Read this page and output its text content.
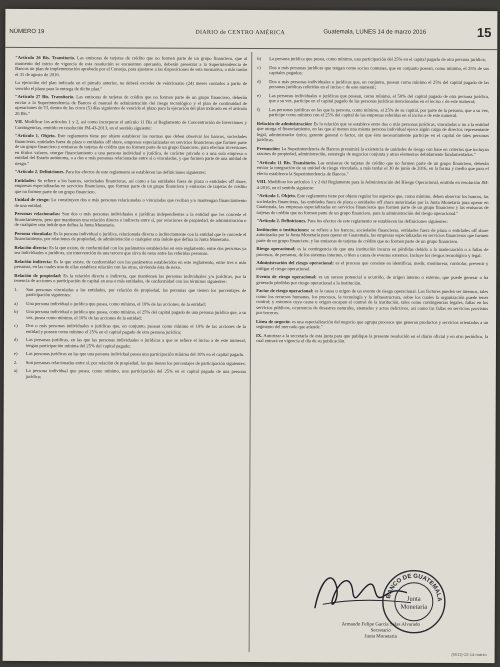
NÚMERO 19	DIARIO de CENTRO AMÉRICA	Guatemala, LUNES 14 de marzo 2016	15

"Artículo 26 Bis. Transitorio. Las emisoras de tarjetas de crédito que no formen parte de un grupo financiero, que al momento del inicio de vigencia de esta resolución se encuentren operando, deberán presentar a la Superintendencia de Bancos un plan de implementación aprobado por el Consejo, para ajustarse a las disposiciones de esta normativa, a más tardar el 31 de agosto de 2016.

La ejecución del plan indicado en el párrafo anterior, no deberá exceder de veinticuatro (24) meses contados a partir de vencido el plazo para la entrega de dicho plan."

"Artículo 27 Bis. Transitorio. Las emisoras de tarjetas de crédito que no formen parte de un grupo financiero, deberán enviar a la Superintendencia de Bancos el manual de administración del riesgo tecnológico y el plan de continuidad de operaciones de TI, dentro de los cinco (5) días siguientes de vencido el plazo para la ejecución del plan indicado en el artículo 26 Bis."

VII. Modificar los artículos 1 y 2, así como incorporar el artículo 11 Bis al Reglamento de Concentración de Inversiones y Contingencias, emitido en resolución JM-43-2013, en el sentido siguiente:

"Artículo 1. Objeto. Este reglamento tiene por objeto establecer las normas que deben observar los bancos, sociedades financieras, entidades fuera de plaza o entidades off shore, empresas especializadas en servicios financieros que formen parte de un grupo financiero y emisoras de tarjetas de crédito que no formen parte de un grupo financiero, para efectuar inversiones en títulos valores, otorgar financiamiento a una persona individual o jurídica, de carácter privado o a una sola empresa o entidad del Estado autónoma, o a dos o más personas relacionadas entre sí o vinculadas, y que formen parte de una unidad de riesgo."

"Artículo 2. Definiciones. Para los efectos de este reglamento se establecen las definiciones siguientes:

Entidades: Se refiere a los bancos, sociedades financieras, así como a las entidades fuera de plaza o entidades off shore, empresas especializadas en servicios financieros, que formen parte de un grupo financiero y emisoras de tarjetas de crédito que no formen parte de un grupo financiero.

Unidad de riesgo: Lo constituyen dos o más personas relacionadas o vinculadas que reciban y/o mantengan financiamiento de una entidad.

Personas relacionadas: Son dos o más personas individuales o jurídicas independientes a la entidad que les concede el financiamiento, pero que mantienen una relación directa o indirecta entre sí, por relaciones de propiedad, de administración o de cualquier otra índole que defina la Junta Monetaria.

Persona vinculada: Es la persona individual o jurídica, relacionada directa o indirectamente con la entidad que le concede el financiamiento, por relaciones de propiedad, de administración o cualquier otra índole que defina la Junta Monetaria.

Relación directa: Es la que existe, de conformidad con los parámetros establecidos en este reglamento, entre dos personas ya sea individuales o jurídicas, sin intervención de una tercera que sirva de nexo entre las referidas personas.

Relación indirecta: Es la que existe, de conformidad con los parámetros establecidos en este reglamento, entre tres o más personas, en las cuales una de ellas establece relación con las otras, sirviendo ésta de nexo.

Relación de propiedad: Es la relación directa o indirecta, que mantienen las personas individuales y/o jurídicas, por la tenencia de acciones o participación de capital en una o más entidades, de conformidad con los términos siguientes:

1.	Son personas vinculadas a las entidades, por relación de propiedad, las personas que tienen los porcentajes de participación siguientes:
a)	Una persona individual o jurídica que posea, como mínimo, el 10% de las acciones, de la entidad;
b)	Una persona individual o jurídica que posea, como mínimo, el 25% del capital pagado de una persona jurídica que, a su vez, posea como mínimo, el 10% de las acciones de la entidad;
c)	Dos o más personas individuales o jurídicas que, en conjunto, posean como mínimo el 10% de las acciones de la entidad y posean como mínimo el 25% en el capital pagado de otra persona jurídica;
d)	Las personas jurídicas, en las que las personas individuales o jurídicas a que se refiere el inciso a de este numeral, tengan participación mínima del 25% del capital pagado;
e)	Las personas jurídicas en las que una persona individual posea una participación mínima del 10% en el capital pagado.
2.	Son personas relacionadas entre sí, por relación de propiedad, las que tienen los porcentajes de participación siguientes:
a)	La persona individual que posea, como mínimo, una participación del 25% en el capital pagado de una persona jurídica;
b)	La persona jurídica que posea, como mínimo, una participación del 25% en el capital pagado de otra persona jurídica;
c)	Dos o más personas jurídicas que tengan como socios comunes, que en conjunto posean, como mínimo, el 25% de sus capitales pagados;
d)	Dos o más personas individuales o jurídicas que, en conjunto, posean como mínimo el 25% del capital pagado de las personas jurídicas referidas en el inciso c de este numeral;
e)	Las personas individuales o jurídicas que posean, como mínimo, el 50% del capital pagado de otra persona jurídica, que a su vez, participe en el capital pagado de las personas jurídicas mencionadas en el inciso c de este numeral;
f)	Las personas jurídicas en las que la persona, como mínimo, el 25% de su capital, por parte de la persona, que a su vez, participe como mínimo con el 25% del capital de las empresas referidas en el inciso e de este numeral.

Relación de administración: Es la relación que se establece entre dos o más personas jurídicas, vinculadas o no a la entidad que otorga el financiamiento, en las que al menos una misma persona individual ejerce algún cargo de director, representante legal, administrador único, gerente general o factor, sin que ésta necesariamente participe en el capital de tales personas jurídicas.

Presunción: La Superintendencia de Bancos presumirá la existencia de unidades de riesgo con base en criterios que incluyan razones de propiedad, administración, estrategia de negocios conjunta y otros elementos debidamente fundamentados."

"Artículo 11 Bis. Transitorio. Las emisoras de tarjetas de crédito que no formen parte de un grupo financiero, deberán enviar la integración de su unidad de riesgo vinculada, a más tardar el 30 de junio de 2016, en la forma y medio que para el efecto establezca la Superintendencia de Bancos."

VIII. Modificar los artículos 1 y 2 del Reglamento para la Administración del Riesgo Operacional, emitido en resolución JM-4-2016, en el sentido siguiente:

"Artículo 1. Objeto. Este reglamento tiene por objeto regular los aspectos que, como mínimo, deben observar los bancos, las sociedades financieras, las entidades fuera de plaza o entidades off shore autorizadas por la Junta Monetaria para operar en Guatemala, las empresas especializadas en servicios financieros que formen parte de un grupo financiero y las emisoras de tarjetas de crédito que no formen parte de un grupo financiero, para la administración del riesgo operacional."

"Artículo 2. Definiciones. Para los efectos de este reglamento se establecen las definiciones siguientes:

Institución o instituciones: se refiere a los bancos, sociedades financieras, entidades fuera de plaza o entidades off shore autorizadas por la Junta Monetaria para operar en Guatemala, las empresas especializadas en servicios financieros que formen parte de un grupo financiero, y las emisoras de tarjetas de crédito que no formen parte de un grupo financiero.

Riesgo operacional: es la contingencia de que una institución incurra en pérdidas debido a la inadecuación o a fallas de procesos, de personas, de los sistemas internos, o bien a causa de eventos externos. Incluye los riesgos tecnológico y legal.

Administración del riesgo operacional: es el proceso que consiste en identificar, medir, monitorear, controlar, prevenir y mitigar el riesgo operacional.

Evento de riesgo operacional: es un suceso potencial u ocurrido, de origen interno o externo, que puede generar o ha generado pérdidas por riesgo operacional a la institución.

Factor de riesgo operacional: es la causa u origen de un evento de riesgo operacional. Los factores pueden ser internos, tales como los recursos humanos, los procesos, la tecnología y la infraestructura, sobre los cuales la organización puede tener control; y externos cuya causa u origen escapan al control de la institución, tales como contingencias legales, fallas en los servicios públicos, ocurrencia de desastres naturales, atentados y actos delictivos, así como las fallas en servicios provistos por terceros.

Línea de negocio: es una especialización del negocio que agrupa procesos que generan productos y servicios orientados a un segmento del mercado que atiende."

IX. Autorizar a la secretaría de esta junta para que publique la presente resolución en el diario oficial y en otro periódico, la cual entrará en vigencia el día de su publicación.

Armando Felipe García Salas Alvarado
Secretario
Junta Monetaria
BANCO DE GUATEMALA
Junta
Monetaria
(5511)-12-14-marzo
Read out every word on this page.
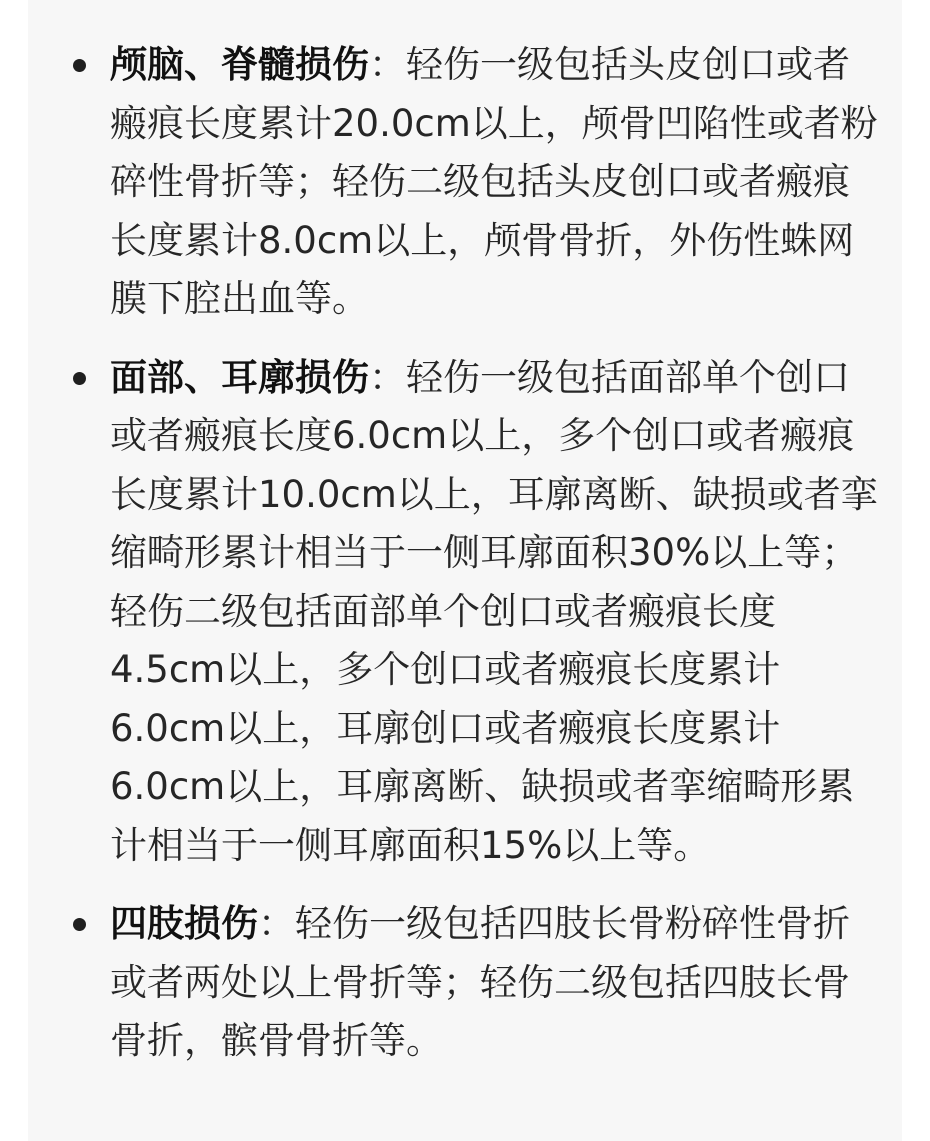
颅脑、脊髓损伤：轻伤一级包括头皮创口或者瘢痕长度累计20.0cm以上，颅骨凹陷性或者粉碎性骨折等；轻伤二级包括头皮创口或者瘢痕长度累计8.0cm以上，颅骨骨折，外伤性蛛网膜下腔出血等。
面部、耳廓损伤：轻伤一级包括面部单个创口或者瘢痕长度6.0cm以上，多个创口或者瘢痕长度累计10.0cm以上，耳廓离断、缺损或者挛缩畸形累计相当于一侧耳廓面积30%以上等；轻伤二级包括面部单个创口或者瘢痕长度4.5cm以上，多个创口或者瘢痕长度累计6.0cm以上，耳廓创口或者瘢痕长度累计6.0cm以上，耳廓离断、缺损或者挛缩畸形累计相当于一侧耳廓面积15%以上等。
四肢损伤：轻伤一级包括四肢长骨粉碎性骨折或者两处以上骨折等；轻伤二级包括四肢长骨骨折，髌骨骨折等。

- - -

What you need to do
Starting at the line that contains "Read out every word on this page.", restate each line verbatim through the final line of the listing, skipping all pictures.

Exercise answer
Read out every word on this page.
颅脑、脊髓损伤：轻伤一级包括头皮创口或者瘢痕长度累计20.0cm以上，颅骨凹陷性或者粉碎性骨折等；轻伤二级包括头皮创口或者瘢痕长度累计8.0cm以上，颅骨骨折，外伤性蛛网膜下腔出血等。
面部、耳廓损伤：轻伤一级包括面部单个创口或者瘢痕长度6.0cm以上，多个创口或者瘢痕长度累计10.0cm以上，耳廓离断、缺损或者挛缩畸形累计相当于一侧耳廓面积30%以上等；轻伤二级包括面部单个创口或者瘢痕长度4.5cm以上，多个创口或者瘢痕长度累计6.0cm以上，耳廓创口或者瘢痕长度累计6.0cm以上，耳廓离断、缺损或者挛缩畸形累计相当于一侧耳廓面积15%以上等。
四肢损伤：轻伤一级包括四肢长骨粉碎性骨折或者两处以上骨折等；轻伤二级包括四肢长骨骨折，髌骨骨折等。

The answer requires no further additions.